### INSTRUCTIONS TO FOLLOW:
Work out how many lines in the data hold the word "prüfen", and reply with that number only.

(Stored items from a collection)
================================

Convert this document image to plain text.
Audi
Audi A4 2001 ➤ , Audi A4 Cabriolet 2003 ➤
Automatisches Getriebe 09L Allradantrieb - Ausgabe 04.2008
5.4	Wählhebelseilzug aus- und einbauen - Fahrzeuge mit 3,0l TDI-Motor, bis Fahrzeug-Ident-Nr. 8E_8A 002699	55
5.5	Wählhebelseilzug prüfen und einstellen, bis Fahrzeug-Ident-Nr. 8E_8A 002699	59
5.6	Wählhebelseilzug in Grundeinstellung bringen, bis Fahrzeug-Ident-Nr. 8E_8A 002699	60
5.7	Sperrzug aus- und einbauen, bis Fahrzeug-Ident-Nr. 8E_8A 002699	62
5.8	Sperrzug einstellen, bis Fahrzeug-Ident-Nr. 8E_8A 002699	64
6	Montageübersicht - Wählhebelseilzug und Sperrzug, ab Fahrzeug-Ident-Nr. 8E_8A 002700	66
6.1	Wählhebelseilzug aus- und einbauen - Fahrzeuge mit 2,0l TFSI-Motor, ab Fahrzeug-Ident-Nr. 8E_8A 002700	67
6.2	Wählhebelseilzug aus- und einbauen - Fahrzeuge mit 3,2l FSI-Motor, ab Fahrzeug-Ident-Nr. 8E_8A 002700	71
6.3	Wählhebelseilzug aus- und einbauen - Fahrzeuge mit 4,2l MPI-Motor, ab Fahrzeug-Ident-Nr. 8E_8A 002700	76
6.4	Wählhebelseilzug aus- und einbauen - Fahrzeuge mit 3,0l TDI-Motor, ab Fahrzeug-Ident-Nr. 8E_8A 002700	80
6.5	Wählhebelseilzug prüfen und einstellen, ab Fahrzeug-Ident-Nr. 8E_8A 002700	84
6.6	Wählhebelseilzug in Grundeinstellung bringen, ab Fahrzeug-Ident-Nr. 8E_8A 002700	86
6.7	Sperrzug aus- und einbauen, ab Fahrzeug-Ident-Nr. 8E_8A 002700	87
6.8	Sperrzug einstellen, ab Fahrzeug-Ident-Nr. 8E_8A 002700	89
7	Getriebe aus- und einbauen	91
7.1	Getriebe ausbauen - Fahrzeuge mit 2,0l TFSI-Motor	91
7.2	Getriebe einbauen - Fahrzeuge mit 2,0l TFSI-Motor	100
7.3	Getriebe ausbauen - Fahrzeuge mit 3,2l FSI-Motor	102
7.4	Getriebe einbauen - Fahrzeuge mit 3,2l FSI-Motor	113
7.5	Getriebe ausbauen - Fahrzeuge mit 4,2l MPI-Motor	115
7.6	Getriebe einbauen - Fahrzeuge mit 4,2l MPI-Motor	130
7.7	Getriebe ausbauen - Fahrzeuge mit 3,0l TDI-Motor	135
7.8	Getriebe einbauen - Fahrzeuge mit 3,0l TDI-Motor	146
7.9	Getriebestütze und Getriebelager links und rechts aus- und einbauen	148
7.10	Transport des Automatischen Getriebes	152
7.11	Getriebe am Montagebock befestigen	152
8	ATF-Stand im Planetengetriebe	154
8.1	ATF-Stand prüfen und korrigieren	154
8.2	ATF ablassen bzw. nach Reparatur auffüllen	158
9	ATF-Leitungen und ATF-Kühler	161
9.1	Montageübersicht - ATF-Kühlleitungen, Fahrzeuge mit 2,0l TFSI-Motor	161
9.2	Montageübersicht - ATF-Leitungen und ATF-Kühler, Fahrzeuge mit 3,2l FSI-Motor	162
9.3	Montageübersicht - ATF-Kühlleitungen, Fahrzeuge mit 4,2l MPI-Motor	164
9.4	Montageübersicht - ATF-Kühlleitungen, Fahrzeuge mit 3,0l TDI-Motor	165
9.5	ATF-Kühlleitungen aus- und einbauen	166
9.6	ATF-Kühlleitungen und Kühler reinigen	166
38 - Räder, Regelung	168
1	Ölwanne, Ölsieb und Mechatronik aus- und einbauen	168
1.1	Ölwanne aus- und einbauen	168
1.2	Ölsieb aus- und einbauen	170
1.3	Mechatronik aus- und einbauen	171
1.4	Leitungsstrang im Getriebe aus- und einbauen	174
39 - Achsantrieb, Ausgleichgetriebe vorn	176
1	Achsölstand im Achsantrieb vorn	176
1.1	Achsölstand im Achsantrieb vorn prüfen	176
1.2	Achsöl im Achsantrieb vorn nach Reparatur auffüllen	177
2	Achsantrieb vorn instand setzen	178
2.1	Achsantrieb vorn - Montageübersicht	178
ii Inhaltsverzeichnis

================================

### ANSWER FOR THE TASK:
4